Data records:
▬▬▬▬▬▬▬▬▬▬
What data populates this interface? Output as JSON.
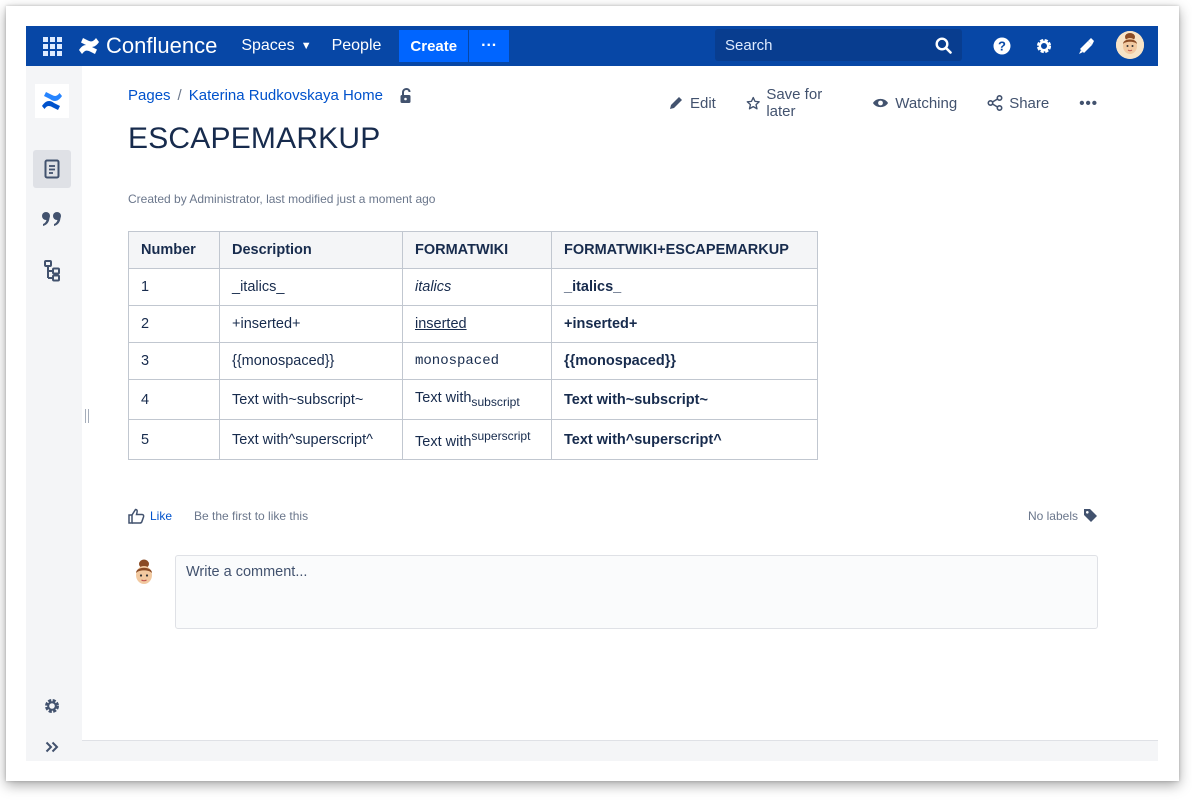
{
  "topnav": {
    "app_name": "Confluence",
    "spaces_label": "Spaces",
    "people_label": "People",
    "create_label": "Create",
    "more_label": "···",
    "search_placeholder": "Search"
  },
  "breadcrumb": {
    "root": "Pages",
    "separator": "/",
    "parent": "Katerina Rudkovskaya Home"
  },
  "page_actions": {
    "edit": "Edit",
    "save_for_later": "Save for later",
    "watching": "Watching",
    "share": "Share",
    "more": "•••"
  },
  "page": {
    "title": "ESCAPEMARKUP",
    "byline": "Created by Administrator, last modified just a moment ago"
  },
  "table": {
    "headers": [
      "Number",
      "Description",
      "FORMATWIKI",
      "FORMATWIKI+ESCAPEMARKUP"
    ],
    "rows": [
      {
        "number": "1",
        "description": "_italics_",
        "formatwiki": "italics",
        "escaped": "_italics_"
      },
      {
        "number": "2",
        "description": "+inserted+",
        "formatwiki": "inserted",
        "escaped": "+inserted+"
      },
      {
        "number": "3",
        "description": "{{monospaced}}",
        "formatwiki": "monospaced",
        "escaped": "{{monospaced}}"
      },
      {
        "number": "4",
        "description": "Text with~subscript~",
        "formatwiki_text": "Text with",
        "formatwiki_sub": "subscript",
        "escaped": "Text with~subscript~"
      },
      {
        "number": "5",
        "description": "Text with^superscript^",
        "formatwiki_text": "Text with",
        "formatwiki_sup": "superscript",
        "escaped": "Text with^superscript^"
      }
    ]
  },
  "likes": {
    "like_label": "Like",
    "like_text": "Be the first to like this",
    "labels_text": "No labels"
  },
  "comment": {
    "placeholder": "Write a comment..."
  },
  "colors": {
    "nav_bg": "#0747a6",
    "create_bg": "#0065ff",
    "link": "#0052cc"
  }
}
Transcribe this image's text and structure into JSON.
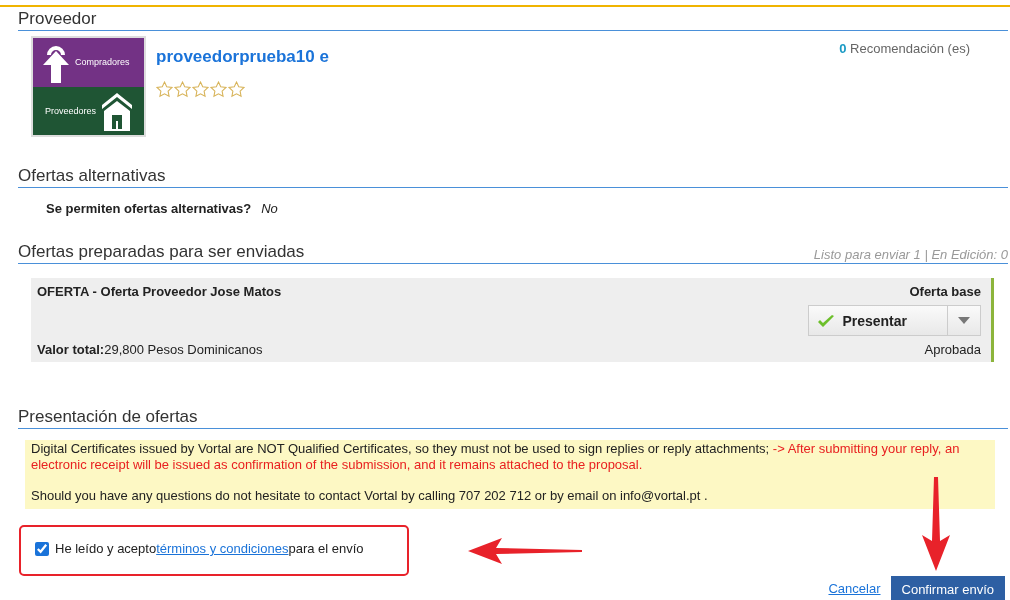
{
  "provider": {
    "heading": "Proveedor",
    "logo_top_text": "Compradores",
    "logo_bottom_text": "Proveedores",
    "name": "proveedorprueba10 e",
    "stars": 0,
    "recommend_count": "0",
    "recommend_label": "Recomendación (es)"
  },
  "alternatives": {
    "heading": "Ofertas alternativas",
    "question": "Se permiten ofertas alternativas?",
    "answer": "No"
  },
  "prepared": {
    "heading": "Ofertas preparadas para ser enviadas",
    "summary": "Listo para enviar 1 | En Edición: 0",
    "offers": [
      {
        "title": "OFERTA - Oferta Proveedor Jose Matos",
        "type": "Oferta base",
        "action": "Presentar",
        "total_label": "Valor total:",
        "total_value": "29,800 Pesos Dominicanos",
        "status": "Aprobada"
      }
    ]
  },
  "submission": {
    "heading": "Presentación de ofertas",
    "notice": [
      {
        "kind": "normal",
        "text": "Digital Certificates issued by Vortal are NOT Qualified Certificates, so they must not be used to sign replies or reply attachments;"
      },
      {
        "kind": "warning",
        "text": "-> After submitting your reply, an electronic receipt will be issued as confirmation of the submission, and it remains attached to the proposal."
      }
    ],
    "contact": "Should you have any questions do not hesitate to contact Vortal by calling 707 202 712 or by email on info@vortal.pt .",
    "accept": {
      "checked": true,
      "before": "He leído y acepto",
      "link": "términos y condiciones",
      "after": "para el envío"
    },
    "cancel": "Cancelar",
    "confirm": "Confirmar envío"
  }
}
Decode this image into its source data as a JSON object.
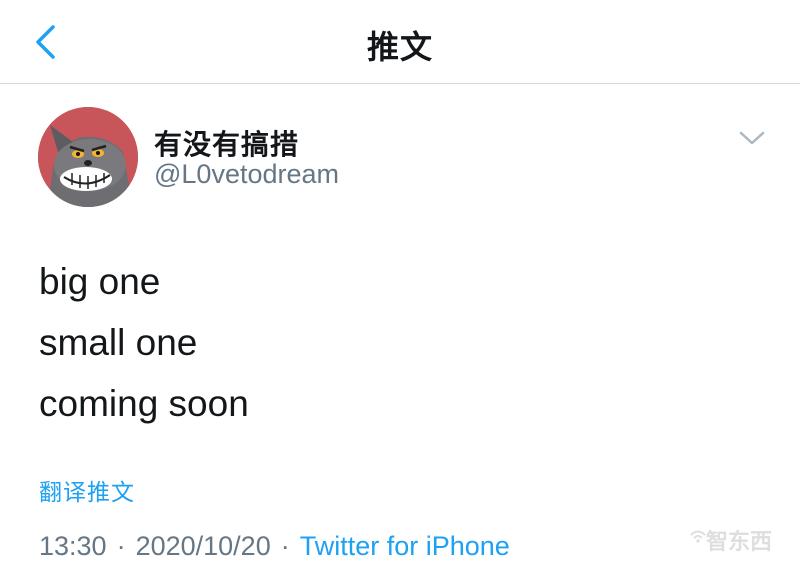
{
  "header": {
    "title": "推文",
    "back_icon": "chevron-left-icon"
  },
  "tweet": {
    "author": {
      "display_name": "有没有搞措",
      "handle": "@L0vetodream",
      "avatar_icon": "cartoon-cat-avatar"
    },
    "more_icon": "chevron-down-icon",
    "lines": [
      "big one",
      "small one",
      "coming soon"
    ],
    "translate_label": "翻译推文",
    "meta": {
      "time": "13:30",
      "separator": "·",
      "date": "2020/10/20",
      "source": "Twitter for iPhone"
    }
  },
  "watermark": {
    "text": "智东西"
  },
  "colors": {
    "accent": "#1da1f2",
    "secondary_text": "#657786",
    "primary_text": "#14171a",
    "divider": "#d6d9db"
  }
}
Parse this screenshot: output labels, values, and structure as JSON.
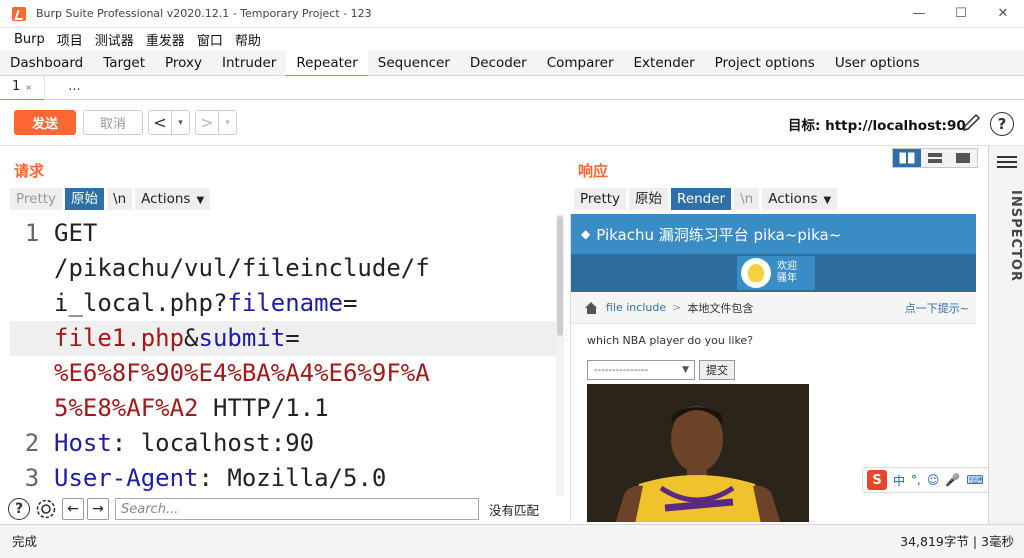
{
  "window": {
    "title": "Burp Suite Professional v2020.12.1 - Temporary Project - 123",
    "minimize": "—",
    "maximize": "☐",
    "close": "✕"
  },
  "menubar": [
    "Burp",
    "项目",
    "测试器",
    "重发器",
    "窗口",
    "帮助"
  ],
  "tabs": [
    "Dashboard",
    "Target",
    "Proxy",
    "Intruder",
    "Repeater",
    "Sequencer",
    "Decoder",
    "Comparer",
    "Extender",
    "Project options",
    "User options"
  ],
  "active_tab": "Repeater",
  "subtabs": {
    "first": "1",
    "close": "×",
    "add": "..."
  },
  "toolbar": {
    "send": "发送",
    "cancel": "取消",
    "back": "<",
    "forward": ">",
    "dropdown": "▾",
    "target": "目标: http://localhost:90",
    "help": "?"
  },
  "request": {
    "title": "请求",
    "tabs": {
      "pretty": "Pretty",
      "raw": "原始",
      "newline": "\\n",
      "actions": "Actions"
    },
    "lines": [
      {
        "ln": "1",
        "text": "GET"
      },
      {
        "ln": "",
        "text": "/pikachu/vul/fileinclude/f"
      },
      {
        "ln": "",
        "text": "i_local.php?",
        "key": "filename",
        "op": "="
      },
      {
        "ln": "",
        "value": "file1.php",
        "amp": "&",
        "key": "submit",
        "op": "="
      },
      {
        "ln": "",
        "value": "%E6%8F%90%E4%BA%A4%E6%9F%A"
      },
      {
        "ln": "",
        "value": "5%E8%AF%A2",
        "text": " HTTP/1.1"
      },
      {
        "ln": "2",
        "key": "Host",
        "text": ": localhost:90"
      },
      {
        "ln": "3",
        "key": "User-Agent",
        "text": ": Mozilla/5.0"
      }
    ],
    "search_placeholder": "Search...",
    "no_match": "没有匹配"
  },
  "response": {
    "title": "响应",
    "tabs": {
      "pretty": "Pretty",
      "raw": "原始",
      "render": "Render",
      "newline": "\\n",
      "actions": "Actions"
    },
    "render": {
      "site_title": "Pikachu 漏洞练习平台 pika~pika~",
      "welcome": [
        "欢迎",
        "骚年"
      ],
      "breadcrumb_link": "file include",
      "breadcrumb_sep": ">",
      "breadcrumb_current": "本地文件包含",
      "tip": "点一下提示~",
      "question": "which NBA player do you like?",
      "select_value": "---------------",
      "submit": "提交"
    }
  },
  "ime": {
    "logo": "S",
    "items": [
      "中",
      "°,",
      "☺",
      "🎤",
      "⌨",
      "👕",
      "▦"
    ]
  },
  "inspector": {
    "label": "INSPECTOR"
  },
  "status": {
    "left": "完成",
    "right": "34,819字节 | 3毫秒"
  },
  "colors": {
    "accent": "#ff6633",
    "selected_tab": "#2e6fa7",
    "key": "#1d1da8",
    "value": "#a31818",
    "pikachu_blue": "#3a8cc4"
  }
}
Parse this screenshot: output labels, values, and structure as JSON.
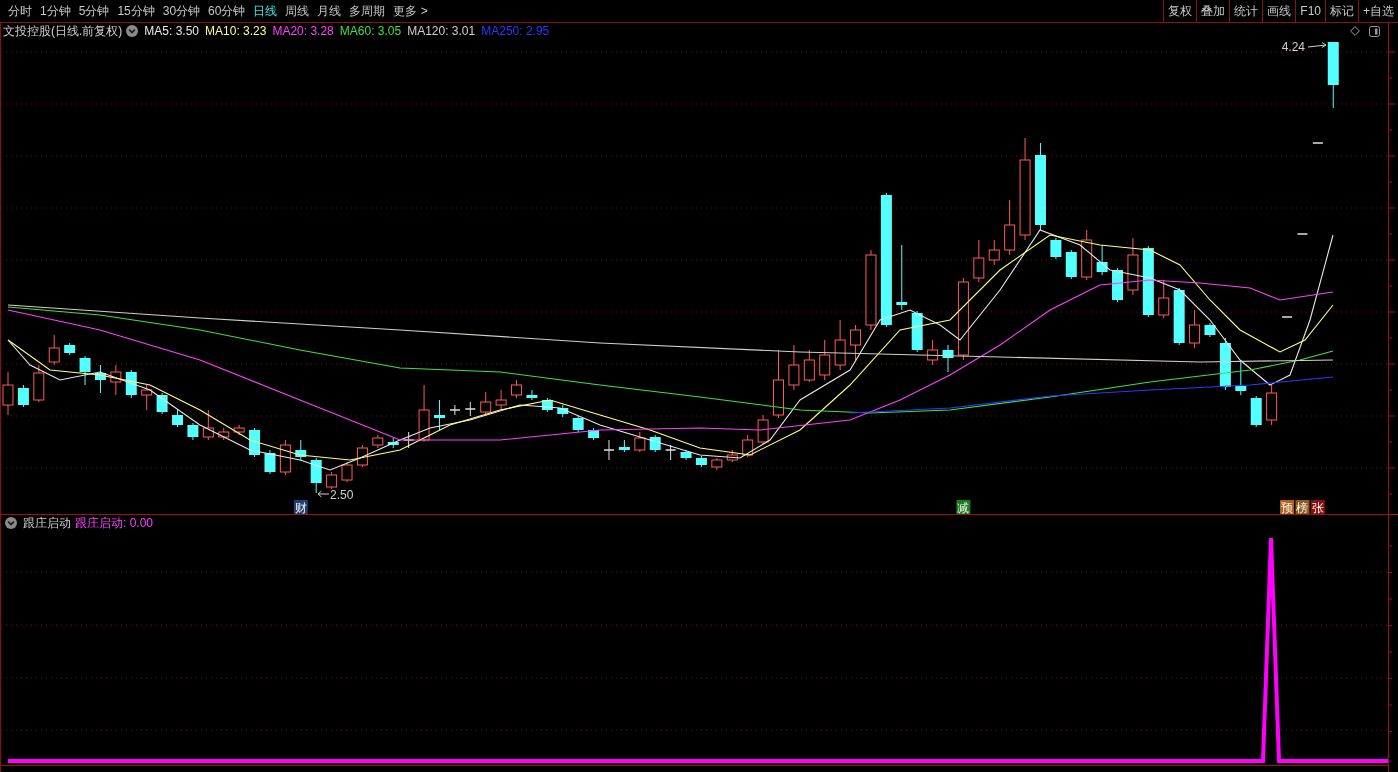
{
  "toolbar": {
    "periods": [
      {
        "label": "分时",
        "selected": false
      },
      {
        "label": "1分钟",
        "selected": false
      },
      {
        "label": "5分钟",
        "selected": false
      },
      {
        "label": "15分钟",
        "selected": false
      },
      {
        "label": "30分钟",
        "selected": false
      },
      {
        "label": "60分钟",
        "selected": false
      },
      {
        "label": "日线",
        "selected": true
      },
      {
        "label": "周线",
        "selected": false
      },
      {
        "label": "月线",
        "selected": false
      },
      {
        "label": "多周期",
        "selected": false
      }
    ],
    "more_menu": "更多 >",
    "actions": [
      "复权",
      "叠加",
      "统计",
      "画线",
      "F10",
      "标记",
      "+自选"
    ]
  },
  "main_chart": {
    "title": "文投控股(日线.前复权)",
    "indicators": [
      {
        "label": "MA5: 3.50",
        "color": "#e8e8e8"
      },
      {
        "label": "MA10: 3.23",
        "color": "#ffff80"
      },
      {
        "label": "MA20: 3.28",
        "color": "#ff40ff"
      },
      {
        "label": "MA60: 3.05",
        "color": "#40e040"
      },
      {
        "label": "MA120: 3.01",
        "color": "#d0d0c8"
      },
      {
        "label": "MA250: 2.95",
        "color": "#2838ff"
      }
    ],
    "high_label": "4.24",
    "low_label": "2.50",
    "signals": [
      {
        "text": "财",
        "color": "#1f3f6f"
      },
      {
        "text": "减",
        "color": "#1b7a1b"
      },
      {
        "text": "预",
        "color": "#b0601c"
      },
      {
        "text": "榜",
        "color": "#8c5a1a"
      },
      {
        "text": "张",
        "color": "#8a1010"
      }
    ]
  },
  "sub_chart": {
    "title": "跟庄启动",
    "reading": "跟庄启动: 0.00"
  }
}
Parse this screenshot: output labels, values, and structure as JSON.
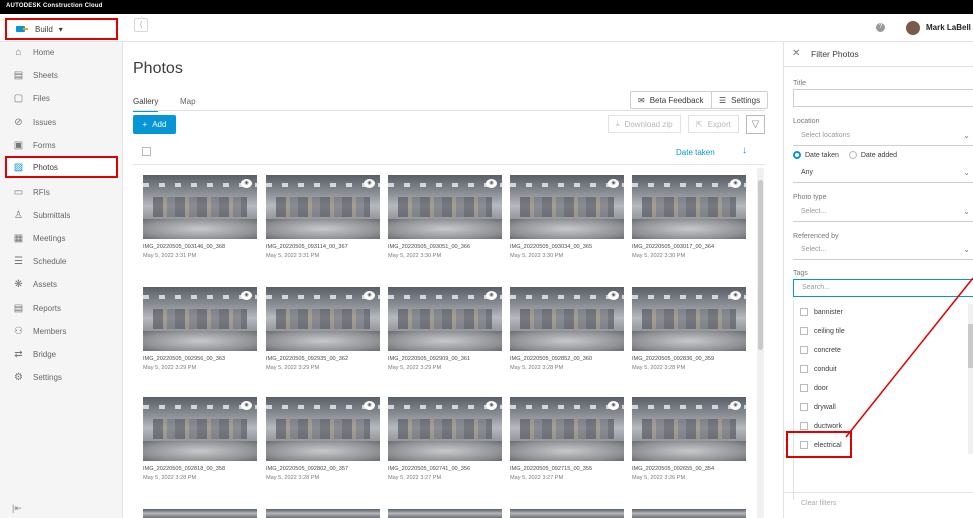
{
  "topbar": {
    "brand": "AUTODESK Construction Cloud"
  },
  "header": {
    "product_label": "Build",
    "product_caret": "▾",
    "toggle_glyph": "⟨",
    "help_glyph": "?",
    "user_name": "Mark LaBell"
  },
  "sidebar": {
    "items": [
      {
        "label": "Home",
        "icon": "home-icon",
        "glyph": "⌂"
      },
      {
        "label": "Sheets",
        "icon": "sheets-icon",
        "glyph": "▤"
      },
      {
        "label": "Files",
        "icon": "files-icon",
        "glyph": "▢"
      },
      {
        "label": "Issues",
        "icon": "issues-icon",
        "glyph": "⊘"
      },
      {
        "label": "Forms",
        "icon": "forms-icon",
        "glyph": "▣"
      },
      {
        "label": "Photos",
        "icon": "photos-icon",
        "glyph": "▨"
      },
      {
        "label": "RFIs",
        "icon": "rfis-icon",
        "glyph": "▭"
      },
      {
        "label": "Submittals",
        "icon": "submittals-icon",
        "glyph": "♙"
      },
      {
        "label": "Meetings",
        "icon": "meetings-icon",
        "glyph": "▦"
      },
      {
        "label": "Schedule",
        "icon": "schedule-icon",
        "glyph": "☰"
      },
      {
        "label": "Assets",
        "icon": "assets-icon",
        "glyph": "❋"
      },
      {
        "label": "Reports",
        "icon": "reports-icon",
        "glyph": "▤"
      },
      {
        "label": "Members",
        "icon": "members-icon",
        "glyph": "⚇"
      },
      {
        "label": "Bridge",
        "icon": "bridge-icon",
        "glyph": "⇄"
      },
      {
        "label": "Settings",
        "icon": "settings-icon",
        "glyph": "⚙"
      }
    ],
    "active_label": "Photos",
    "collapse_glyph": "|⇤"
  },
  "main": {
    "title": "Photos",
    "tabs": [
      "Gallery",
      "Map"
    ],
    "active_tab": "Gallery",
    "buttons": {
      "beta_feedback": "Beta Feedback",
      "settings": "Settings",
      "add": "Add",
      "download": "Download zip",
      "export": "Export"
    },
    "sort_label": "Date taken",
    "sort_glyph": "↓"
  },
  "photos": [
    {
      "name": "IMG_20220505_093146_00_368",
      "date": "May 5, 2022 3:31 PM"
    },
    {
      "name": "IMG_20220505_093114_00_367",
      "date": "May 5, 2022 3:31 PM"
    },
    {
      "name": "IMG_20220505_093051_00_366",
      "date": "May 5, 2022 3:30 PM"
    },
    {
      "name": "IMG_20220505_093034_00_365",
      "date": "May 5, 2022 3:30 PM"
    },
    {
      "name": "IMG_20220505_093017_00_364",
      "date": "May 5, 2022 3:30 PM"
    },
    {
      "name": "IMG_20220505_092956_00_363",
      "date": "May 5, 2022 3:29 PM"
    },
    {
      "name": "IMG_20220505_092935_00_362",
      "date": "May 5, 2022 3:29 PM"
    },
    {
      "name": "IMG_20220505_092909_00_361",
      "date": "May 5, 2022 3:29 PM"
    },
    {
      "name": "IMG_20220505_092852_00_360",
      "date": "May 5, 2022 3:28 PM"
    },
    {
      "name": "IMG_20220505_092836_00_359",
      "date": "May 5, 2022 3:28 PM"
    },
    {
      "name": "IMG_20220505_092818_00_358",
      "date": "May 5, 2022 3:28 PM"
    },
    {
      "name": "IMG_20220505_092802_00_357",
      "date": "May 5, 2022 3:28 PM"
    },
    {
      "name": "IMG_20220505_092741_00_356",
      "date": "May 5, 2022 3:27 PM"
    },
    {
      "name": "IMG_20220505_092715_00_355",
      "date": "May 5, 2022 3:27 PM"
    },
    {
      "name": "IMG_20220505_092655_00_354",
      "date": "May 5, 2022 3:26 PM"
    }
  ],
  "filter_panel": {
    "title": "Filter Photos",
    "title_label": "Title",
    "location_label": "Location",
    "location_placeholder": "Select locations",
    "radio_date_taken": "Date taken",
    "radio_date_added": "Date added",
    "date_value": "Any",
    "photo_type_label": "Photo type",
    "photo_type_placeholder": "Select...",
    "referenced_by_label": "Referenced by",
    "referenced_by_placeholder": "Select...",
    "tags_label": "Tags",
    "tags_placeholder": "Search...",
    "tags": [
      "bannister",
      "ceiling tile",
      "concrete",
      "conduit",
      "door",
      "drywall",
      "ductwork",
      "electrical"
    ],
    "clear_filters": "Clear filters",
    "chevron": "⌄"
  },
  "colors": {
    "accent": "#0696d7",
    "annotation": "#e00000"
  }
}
▬▬▬▬▬▬▬▬▬▬
# To do
Every line of the records that includes the word "Burp" should be gathered.

# Task answer
    "title": "Burp Suite Professional v2020.12.1 - Temporary Project - 123",
    "Burp",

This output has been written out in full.